◆ **Given task**: Exactly reproduce the entries, dropping any pictures from your copy.

Stored entries
===

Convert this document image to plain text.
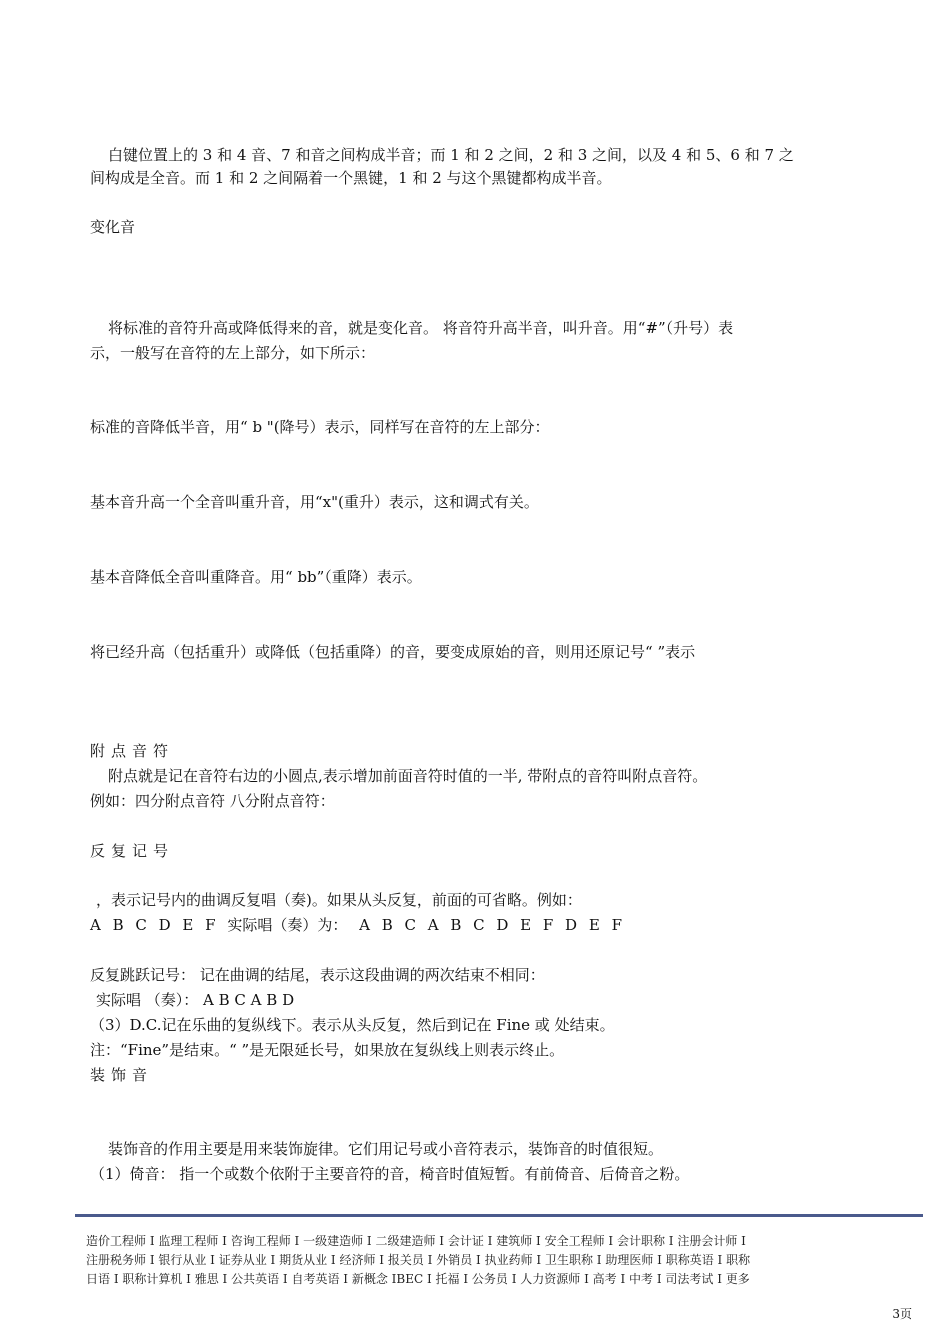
白键位置上的 3 和 4 音、7 和音之间构成半音；而 1 和 2 之间，2 和 3 之间，以及 4 和 5、6 和 7 之
间构成是全音。而 1 和 2 之间隔着一个黑键，1 和 2 与这个黑键都构成半音。
变化音
将标准的音符升高或降低得来的音，就是变化音。 将音符升高半音，叫升音。用“#”（升号）表
示，一般写在音符的左上部分，如下所示：
标准的音降低半音，用“ b "(降号）表示，同样写在音符的左上部分：
基本音升高一个全音叫重升音，用“x"(重升）表示，这和调式有关。
基本音降低全音叫重降音。用“ bb”（重降）表示。
将已经升高（包括重升）或降低（包括重降）的音，要变成原始的音，则用还原记号“ ”表示
附点音符
附点就是记在音符右边的小圆点,表示增加前面音符时值的一半, 带附点的音符叫附点音符。
例如：四分附点音符 八分附点音符：
反复记号
，表示记号内的曲调反复唱（奏)。如果从头反复，前面的可省略。例如：
A B C D E F 实际唱（奏）为： A B C A B C D E F D E F
反复跳跃记号： 记在曲调的结尾，表示这段曲调的两次结束不相同：
实际唱 （奏）： A B C A B D
（3）D.C.记在乐曲的复纵线下。表示从头反复，然后到记在 Fine 或 处结束。
注：“Fine”是结束。“ ”是无限延长号，如果放在复纵线上则表示终止。
装饰音
装饰音的作用主要是用来装饰旋律。它们用记号或小音符表示，装饰音的时值很短。
（1）倚音： 指一个或数个依附于主要音符的音，椅音时值短暂。有前倚音、后倚音之粉。
造价工程师 I 监理工程师 I 咨询工程师 I 一级建造师 I 二级建造师 I 会计证 I 建筑师 I 安全工程师 I 会计职称 I 注册会计师 I
注册税务师 I 银行从业 I 证券从业 I 期货从业 I 经济师 I 报关员 I 外销员 I 执业药师 I 卫生职称 I 助理医师 I 职称英语 I 职称
日语 I 职称计算机 I 雅思 I 公共英语 I 自考英语 I 新概念 IBEC I 托福 I 公务员 I 人力资源师 I 高考 I 中考 I 司法考试 I 更多
3页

===

◆ **Output below**:
Convert this document image to plain text.
白键位置上的 3 和 4 音、7 和音之间构成半音；而 1 和 2 之间，2 和 3 之间，以及 4 和 5、6 和 7 之
间构成是全音。而 1 和 2 之间隔着一个黑键，1 和 2 与这个黑键都构成半音。
变化音
将标准的音符升高或降低得来的音，就是变化音。 将音符升高半音，叫升音。用“#”（升号）表
示，一般写在音符的左上部分，如下所示：
标准的音降低半音，用“ b "(降号）表示，同样写在音符的左上部分：
基本音升高一个全音叫重升音，用“x"(重升）表示，这和调式有关。
基本音降低全音叫重降音。用“ bb”（重降）表示。
将已经升高（包括重升）或降低（包括重降）的音，要变成原始的音，则用还原记号“ ”表示
附点音符
附点就是记在音符右边的小圆点,表示增加前面音符时值的一半, 带附点的音符叫附点音符。
例如：四分附点音符 八分附点音符：
反复记号
，表示记号内的曲调反复唱（奏)。如果从头反复，前面的可省略。例如：
A B C D E F 实际唱（奏）为： A B C A B C D E F D E F
反复跳跃记号： 记在曲调的结尾，表示这段曲调的两次结束不相同：
实际唱 （奏）： A B C A B D
（3）D.C.记在乐曲的复纵线下。表示从头反复，然后到记在 Fine 或 处结束。
注：“Fine”是结束。“ ”是无限延长号，如果放在复纵线上则表示终止。
装饰音
装饰音的作用主要是用来装饰旋律。它们用记号或小音符表示，装饰音的时值很短。
（1）倚音： 指一个或数个依附于主要音符的音，椅音时值短暂。有前倚音、后倚音之粉。
造价工程师 I 监理工程师 I 咨询工程师 I 一级建造师 I 二级建造师 I 会计证 I 建筑师 I 安全工程师 I 会计职称 I 注册会计师 I
注册税务师 I 银行从业 I 证券从业 I 期货从业 I 经济师 I 报关员 I 外销员 I 执业药师 I 卫生职称 I 助理医师 I 职称英语 I 职称
日语 I 职称计算机 I 雅思 I 公共英语 I 自考英语 I 新概念 IBEC I 托福 I 公务员 I 人力资源师 I 高考 I 中考 I 司法考试 I 更多
3页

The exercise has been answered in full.